*Task prompt*: Print each line exactly as it is given.

*Record extracts*:
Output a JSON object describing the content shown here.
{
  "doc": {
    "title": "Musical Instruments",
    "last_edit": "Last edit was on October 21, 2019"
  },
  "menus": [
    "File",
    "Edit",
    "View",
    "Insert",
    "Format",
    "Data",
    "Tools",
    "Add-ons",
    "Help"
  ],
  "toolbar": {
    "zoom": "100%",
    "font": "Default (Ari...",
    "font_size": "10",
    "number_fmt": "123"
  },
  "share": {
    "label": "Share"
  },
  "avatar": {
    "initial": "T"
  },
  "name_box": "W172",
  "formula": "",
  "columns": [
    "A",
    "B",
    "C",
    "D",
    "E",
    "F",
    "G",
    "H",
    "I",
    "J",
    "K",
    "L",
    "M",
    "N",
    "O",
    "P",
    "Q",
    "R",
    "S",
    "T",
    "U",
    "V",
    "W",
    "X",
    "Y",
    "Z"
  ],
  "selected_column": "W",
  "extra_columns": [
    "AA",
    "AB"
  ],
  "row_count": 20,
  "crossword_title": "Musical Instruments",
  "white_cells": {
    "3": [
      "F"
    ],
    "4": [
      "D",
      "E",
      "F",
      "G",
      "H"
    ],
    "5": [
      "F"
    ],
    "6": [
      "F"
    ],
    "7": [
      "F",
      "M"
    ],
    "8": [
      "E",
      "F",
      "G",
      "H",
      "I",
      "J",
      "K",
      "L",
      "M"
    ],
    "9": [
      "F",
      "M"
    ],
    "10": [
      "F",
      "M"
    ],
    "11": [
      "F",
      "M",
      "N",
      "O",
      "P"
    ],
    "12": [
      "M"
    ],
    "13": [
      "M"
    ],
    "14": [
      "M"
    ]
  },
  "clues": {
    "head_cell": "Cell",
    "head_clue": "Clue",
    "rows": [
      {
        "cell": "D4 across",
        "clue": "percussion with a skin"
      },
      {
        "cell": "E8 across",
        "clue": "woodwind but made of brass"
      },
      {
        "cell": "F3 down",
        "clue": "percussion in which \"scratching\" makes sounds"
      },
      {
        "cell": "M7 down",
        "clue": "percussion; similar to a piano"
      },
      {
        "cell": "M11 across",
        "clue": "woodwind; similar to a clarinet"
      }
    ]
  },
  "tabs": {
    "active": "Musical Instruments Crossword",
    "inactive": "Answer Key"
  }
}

*Solution to the problem*:
Output a JSON object describing the content shown here.
{
  "doc": {
    "title": "Musical Instruments",
    "last_edit": "Last edit was on October 21, 2019"
  },
  "menus": [
    "File",
    "Edit",
    "View",
    "Insert",
    "Format",
    "Data",
    "Tools",
    "Add-ons",
    "Help"
  ],
  "toolbar": {
    "zoom": "100%",
    "font": "Default (Ari...",
    "font_size": "10",
    "number_fmt": "123"
  },
  "share": {
    "label": "Share"
  },
  "avatar": {
    "initial": "T"
  },
  "name_box": "W172",
  "formula": "",
  "columns": [
    "A",
    "B",
    "C",
    "D",
    "E",
    "F",
    "G",
    "H",
    "I",
    "J",
    "K",
    "L",
    "M",
    "N",
    "O",
    "P",
    "Q",
    "R",
    "S",
    "T",
    "U",
    "V",
    "W",
    "X",
    "Y",
    "Z"
  ],
  "selected_column": "W",
  "extra_columns": [
    "AA",
    "AB"
  ],
  "row_count": 20,
  "crossword_title": "Musical Instruments",
  "white_cells": {
    "3": [
      "F"
    ],
    "4": [
      "D",
      "E",
      "F",
      "G",
      "H"
    ],
    "5": [
      "F"
    ],
    "6": [
      "F"
    ],
    "7": [
      "F",
      "M"
    ],
    "8": [
      "E",
      "F",
      "G",
      "H",
      "I",
      "J",
      "K",
      "L",
      "M"
    ],
    "9": [
      "F",
      "M"
    ],
    "10": [
      "F",
      "M"
    ],
    "11": [
      "F",
      "M",
      "N",
      "O",
      "P"
    ],
    "12": [
      "M"
    ],
    "13": [
      "M"
    ],
    "14": [
      "M"
    ]
  },
  "clues": {
    "head_cell": "Cell",
    "head_clue": "Clue",
    "rows": [
      {
        "cell": "D4 across",
        "clue": "percussion with a skin"
      },
      {
        "cell": "E8 across",
        "clue": "woodwind but made of brass"
      },
      {
        "cell": "F3 down",
        "clue": "percussion in which \"scratching\" makes sounds"
      },
      {
        "cell": "M7 down",
        "clue": "percussion; similar to a piano"
      },
      {
        "cell": "M11 across",
        "clue": "woodwind; similar to a clarinet"
      }
    ]
  },
  "tabs": {
    "active": "Musical Instruments Crossword",
    "inactive": "Answer Key"
  }
}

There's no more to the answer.